Begin Dataset extract

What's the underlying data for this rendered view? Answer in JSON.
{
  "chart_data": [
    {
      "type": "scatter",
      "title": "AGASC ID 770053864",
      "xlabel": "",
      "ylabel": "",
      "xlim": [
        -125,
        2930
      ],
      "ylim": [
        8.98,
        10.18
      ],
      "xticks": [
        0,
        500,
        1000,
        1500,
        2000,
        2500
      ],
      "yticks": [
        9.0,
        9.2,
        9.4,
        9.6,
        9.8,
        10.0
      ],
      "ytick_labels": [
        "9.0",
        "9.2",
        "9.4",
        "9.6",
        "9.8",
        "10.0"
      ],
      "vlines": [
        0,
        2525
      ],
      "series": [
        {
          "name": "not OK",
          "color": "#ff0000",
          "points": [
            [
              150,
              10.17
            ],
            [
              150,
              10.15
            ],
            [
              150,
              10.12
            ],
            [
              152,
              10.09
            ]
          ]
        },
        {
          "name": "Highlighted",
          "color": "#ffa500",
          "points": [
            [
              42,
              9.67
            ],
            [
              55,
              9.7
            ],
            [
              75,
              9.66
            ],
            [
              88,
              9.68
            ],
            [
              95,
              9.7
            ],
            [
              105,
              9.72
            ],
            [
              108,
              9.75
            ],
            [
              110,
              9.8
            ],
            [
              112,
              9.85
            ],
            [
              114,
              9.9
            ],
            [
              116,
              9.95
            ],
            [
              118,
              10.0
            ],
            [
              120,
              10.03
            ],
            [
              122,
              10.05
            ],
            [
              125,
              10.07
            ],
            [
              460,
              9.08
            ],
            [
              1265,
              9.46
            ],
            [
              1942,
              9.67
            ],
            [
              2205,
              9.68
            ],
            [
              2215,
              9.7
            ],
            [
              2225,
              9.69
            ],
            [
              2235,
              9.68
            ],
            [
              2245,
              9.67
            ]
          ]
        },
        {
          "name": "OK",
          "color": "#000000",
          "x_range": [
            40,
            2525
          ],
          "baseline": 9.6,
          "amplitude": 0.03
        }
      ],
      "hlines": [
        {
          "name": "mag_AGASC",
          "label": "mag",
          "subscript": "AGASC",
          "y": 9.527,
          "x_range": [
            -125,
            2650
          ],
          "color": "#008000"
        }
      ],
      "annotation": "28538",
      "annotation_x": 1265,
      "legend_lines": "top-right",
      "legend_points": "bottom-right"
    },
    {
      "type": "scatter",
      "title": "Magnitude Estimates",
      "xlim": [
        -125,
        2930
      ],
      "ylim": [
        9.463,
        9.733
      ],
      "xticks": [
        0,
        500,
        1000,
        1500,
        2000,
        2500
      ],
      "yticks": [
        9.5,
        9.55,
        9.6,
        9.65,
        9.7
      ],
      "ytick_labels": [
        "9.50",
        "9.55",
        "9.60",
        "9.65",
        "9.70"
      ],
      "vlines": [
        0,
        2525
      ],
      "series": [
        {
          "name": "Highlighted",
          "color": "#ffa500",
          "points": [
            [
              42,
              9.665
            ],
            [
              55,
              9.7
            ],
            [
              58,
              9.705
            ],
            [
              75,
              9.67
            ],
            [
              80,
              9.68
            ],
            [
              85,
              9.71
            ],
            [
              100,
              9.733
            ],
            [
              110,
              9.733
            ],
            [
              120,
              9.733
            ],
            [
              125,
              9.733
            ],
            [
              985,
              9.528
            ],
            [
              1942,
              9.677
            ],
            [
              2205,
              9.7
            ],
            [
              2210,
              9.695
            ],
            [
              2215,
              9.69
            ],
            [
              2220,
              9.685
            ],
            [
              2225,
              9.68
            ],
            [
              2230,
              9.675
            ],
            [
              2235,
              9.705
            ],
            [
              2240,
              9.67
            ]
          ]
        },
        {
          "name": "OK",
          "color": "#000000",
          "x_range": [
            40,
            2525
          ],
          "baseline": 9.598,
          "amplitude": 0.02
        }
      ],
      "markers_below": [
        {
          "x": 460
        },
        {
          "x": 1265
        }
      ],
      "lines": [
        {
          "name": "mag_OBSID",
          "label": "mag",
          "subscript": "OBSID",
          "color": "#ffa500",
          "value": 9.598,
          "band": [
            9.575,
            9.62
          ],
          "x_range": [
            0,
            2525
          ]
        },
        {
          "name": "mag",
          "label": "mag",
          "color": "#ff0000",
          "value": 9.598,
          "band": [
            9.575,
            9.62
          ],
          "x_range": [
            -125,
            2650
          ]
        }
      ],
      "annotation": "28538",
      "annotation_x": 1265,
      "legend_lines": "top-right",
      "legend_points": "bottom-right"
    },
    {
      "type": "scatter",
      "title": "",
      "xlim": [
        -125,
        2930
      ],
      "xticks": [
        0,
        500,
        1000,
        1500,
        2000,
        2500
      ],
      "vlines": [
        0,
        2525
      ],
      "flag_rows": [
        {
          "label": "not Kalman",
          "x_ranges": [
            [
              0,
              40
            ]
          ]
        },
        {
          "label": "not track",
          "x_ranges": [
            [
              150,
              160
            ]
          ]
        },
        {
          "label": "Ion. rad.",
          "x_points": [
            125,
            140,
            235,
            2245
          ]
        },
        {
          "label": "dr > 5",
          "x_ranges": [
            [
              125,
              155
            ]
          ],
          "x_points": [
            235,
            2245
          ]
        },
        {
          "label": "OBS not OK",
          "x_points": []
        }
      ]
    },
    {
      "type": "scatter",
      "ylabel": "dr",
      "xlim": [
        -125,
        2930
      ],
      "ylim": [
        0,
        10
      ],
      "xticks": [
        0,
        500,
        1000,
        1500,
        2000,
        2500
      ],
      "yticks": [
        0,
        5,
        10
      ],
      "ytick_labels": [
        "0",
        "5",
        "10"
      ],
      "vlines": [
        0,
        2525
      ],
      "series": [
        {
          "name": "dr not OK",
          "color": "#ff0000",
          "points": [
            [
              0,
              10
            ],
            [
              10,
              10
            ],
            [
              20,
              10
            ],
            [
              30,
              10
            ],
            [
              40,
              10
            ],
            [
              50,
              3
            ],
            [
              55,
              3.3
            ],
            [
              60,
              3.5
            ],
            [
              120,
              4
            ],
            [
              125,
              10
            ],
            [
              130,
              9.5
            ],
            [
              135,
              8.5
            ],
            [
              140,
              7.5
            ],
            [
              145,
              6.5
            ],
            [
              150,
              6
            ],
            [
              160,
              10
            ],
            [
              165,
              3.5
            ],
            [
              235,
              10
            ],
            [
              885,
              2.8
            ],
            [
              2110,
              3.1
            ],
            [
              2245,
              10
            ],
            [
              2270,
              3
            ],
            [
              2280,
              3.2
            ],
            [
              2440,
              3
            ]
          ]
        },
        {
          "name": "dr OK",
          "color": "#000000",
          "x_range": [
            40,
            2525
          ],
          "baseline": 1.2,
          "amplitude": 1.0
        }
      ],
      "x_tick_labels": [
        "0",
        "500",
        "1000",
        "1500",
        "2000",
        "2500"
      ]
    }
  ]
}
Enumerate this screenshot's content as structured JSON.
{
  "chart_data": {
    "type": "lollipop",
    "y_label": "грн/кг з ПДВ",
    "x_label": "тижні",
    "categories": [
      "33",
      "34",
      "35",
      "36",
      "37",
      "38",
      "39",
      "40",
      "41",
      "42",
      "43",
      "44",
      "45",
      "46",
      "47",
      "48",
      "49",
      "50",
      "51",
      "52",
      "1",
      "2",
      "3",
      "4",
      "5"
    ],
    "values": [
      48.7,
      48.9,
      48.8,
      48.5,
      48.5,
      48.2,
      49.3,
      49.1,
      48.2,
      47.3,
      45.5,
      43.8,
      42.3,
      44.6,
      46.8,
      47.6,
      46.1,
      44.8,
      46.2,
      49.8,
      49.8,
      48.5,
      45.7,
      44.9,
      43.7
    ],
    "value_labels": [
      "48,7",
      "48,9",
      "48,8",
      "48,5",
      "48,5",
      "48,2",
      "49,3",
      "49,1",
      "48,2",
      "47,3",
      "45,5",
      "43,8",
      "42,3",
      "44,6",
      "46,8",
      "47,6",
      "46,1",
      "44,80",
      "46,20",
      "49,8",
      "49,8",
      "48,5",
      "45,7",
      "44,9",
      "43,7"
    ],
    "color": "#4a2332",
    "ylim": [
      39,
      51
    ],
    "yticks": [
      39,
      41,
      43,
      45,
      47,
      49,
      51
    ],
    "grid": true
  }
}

End Dataset extract

# Exercise instructions
Take the line that contains "Enumerate this screenshot's" and every line after it through the end of the listing above, and repeat them exactly.

# Problem solution
Enumerate this screenshot's content as structured JSON.
{
  "chart_data": {
    "type": "lollipop",
    "y_label": "грн/кг з ПДВ",
    "x_label": "тижні",
    "categories": [
      "33",
      "34",
      "35",
      "36",
      "37",
      "38",
      "39",
      "40",
      "41",
      "42",
      "43",
      "44",
      "45",
      "46",
      "47",
      "48",
      "49",
      "50",
      "51",
      "52",
      "1",
      "2",
      "3",
      "4",
      "5"
    ],
    "values": [
      48.7,
      48.9,
      48.8,
      48.5,
      48.5,
      48.2,
      49.3,
      49.1,
      48.2,
      47.3,
      45.5,
      43.8,
      42.3,
      44.6,
      46.8,
      47.6,
      46.1,
      44.8,
      46.2,
      49.8,
      49.8,
      48.5,
      45.7,
      44.9,
      43.7
    ],
    "value_labels": [
      "48,7",
      "48,9",
      "48,8",
      "48,5",
      "48,5",
      "48,2",
      "49,3",
      "49,1",
      "48,2",
      "47,3",
      "45,5",
      "43,8",
      "42,3",
      "44,6",
      "46,8",
      "47,6",
      "46,1",
      "44,80",
      "46,20",
      "49,8",
      "49,8",
      "48,5",
      "45,7",
      "44,9",
      "43,7"
    ],
    "color": "#4a2332",
    "ylim": [
      39,
      51
    ],
    "yticks": [
      39,
      41,
      43,
      45,
      47,
      49,
      51
    ],
    "grid": true
  }
}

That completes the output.